◆ **Records for this exercise**
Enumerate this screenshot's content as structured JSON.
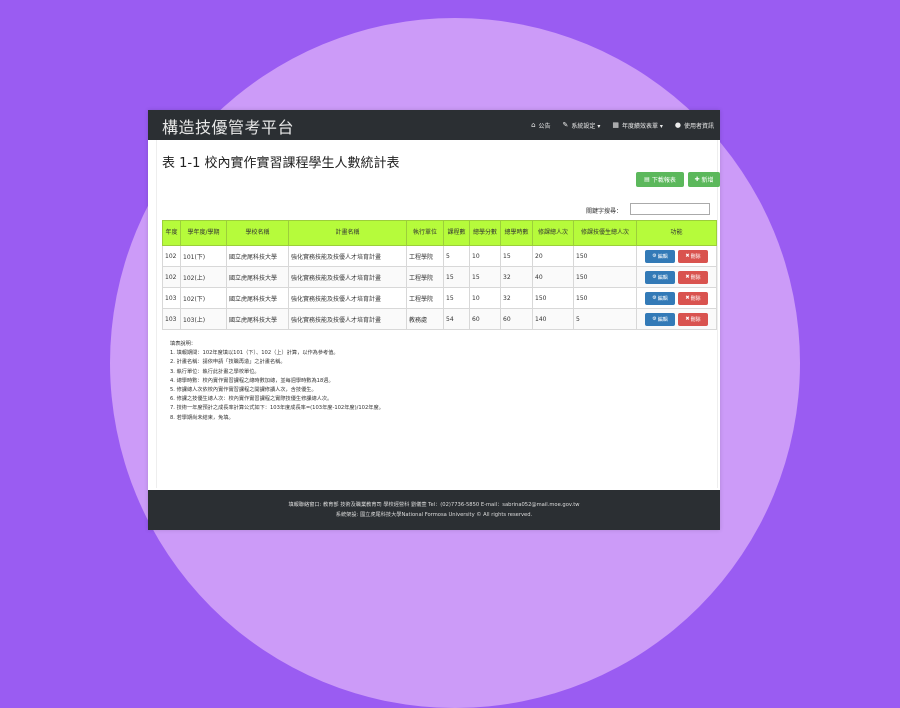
{
  "brand": "構造技優管考平台",
  "nav": [
    {
      "icon": "⌂",
      "label": "公告"
    },
    {
      "icon": "✎",
      "label": "系統設定 ▾"
    },
    {
      "icon": "▦",
      "label": "年度績效表單 ▾"
    },
    {
      "icon": "●",
      "label": "使用者資訊"
    }
  ],
  "page_title": "表 1-1 校內實作實習課程學生人數統計表",
  "buttons": {
    "download": "下載報表",
    "add": "新增"
  },
  "search": {
    "label": "關鍵字搜尋：",
    "placeholder": ""
  },
  "table": {
    "headers": [
      "年度",
      "學年度/學期",
      "學校名稱",
      "計畫名稱",
      "執行單位",
      "課程數",
      "總學分數",
      "總學時數",
      "修課總人次",
      "修課技優生總人次",
      "功能"
    ],
    "rows": [
      [
        "102",
        "101(下)",
        "國立虎尾科技大學",
        "強化實務技能及技優人才培育計畫",
        "工程學院",
        "5",
        "10",
        "15",
        "20",
        "150"
      ],
      [
        "102",
        "102(上)",
        "國立虎尾科技大學",
        "強化實務技能及技優人才培育計畫",
        "工程學院",
        "15",
        "15",
        "32",
        "40",
        "150"
      ],
      [
        "103",
        "102(下)",
        "國立虎尾科技大學",
        "強化實務技能及技優人才培育計畫",
        "工程學院",
        "15",
        "10",
        "32",
        "150",
        "150"
      ],
      [
        "103",
        "103(上)",
        "國立虎尾科技大學",
        "強化實務技能及技優人才培育計畫",
        "教務處",
        "54",
        "60",
        "60",
        "140",
        "5"
      ]
    ],
    "edit_label": "編輯",
    "delete_label": "刪除"
  },
  "notes": [
    "填表說明：",
    "1. 填報期間：102年度填以101（下）、102（上）計算，以作為參考值。",
    "2. 計畫名稱：請依申請「技職再造」之計畫名稱。",
    "3. 執行單位：執行此計畫之學校單位。",
    "4. 總學時數：校內實作實習課程之總時數加總，並每週學時數為18週。",
    "5. 修課總人次依校內實作實習課程之開課修讀人次，含技優生。",
    "6. 修課之技優生總人次：校內實作實習課程之實際技優生修課總人次。",
    "7. 技術一年度預計之成長率計算公式如下：103年度成長率=(103年度-102年度)/102年度。",
    "8. 若學期尚未結束，免填。"
  ],
  "footer": {
    "line1": "填報聯絡窗口: 教育部 技術及職業教育司 學校經營科 劉儀萱 Tel：(02)7736-5850 E-mail：sabrina052@mail.moe.gov.tw",
    "line2": "系統架設: 國立虎尾科技大學National Formosa University © All rights reserved."
  }
}
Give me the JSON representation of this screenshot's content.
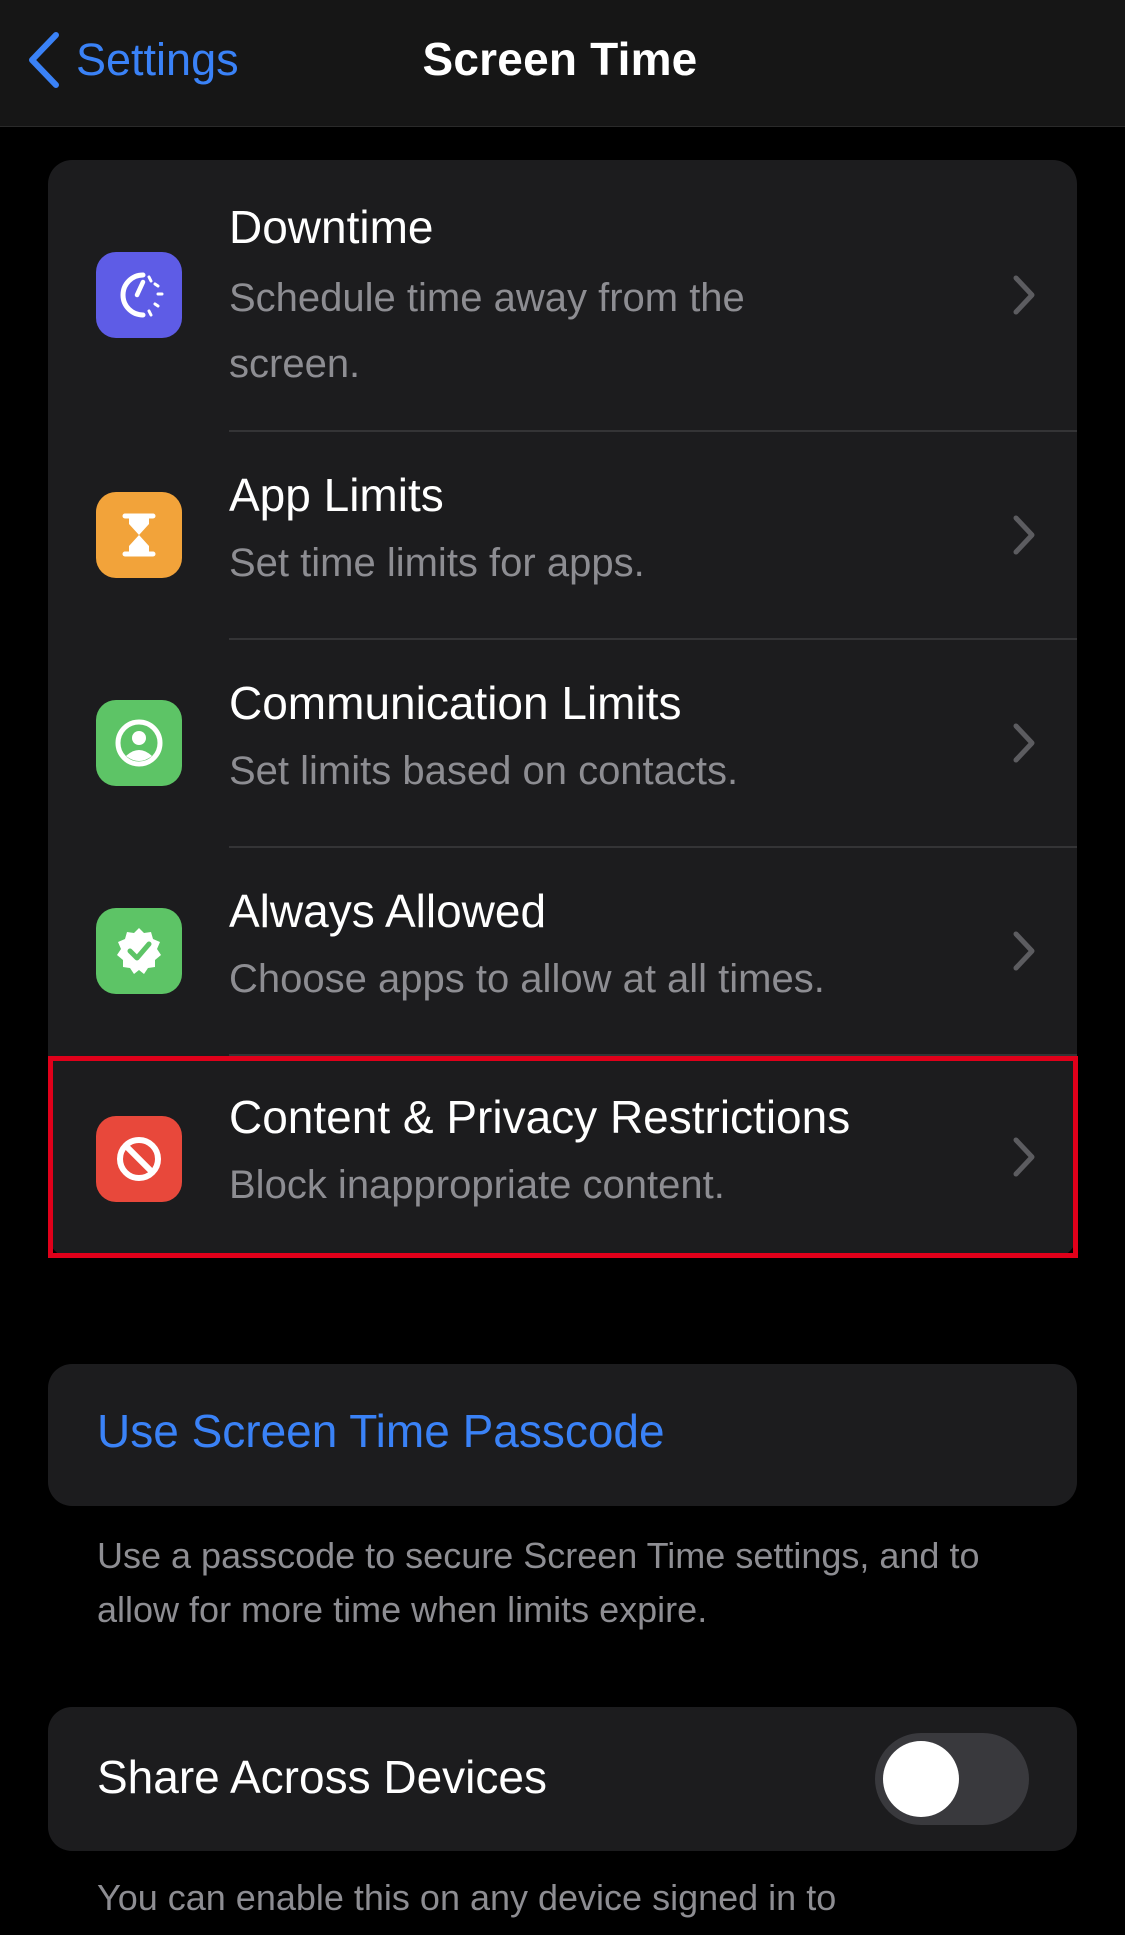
{
  "navbar": {
    "back_label": "Settings",
    "title": "Screen Time"
  },
  "colors": {
    "accent": "#3a82f7",
    "background": "#000000",
    "group_bg": "#1c1c1e",
    "highlight": "#e0001a"
  },
  "rows": [
    {
      "title": "Downtime",
      "subtitle": "Schedule time away from the screen.",
      "icon": "downtime-icon",
      "color": "#5e5ce6"
    },
    {
      "title": "App Limits",
      "subtitle": "Set time limits for apps.",
      "icon": "hourglass-icon",
      "color": "#f2a33a"
    },
    {
      "title": "Communication Limits",
      "subtitle": "Set limits based on contacts.",
      "icon": "contact-icon",
      "color": "#5dc466"
    },
    {
      "title": "Always Allowed",
      "subtitle": "Choose apps to allow at all times.",
      "icon": "checkmark-badge-icon",
      "color": "#5dc466"
    },
    {
      "title": "Content & Privacy Restrictions",
      "subtitle": "Block inappropriate content.",
      "icon": "prohibited-icon",
      "color": "#e8483b"
    }
  ],
  "passcode": {
    "link_label": "Use Screen Time Passcode",
    "footnote": "Use a passcode to secure Screen Time settings, and to allow for more time when limits expire."
  },
  "share": {
    "label": "Share Across Devices",
    "enabled": false,
    "footnote": "You can enable this on any device signed in to"
  }
}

◆ **What needs to be done**
The lines to collect are those holding the string "JSON"; copy them all.

◆ **Complete output**
Enumerate this screenshot's content as structured JSON.
Give me the JSON representation of this screenshot's content.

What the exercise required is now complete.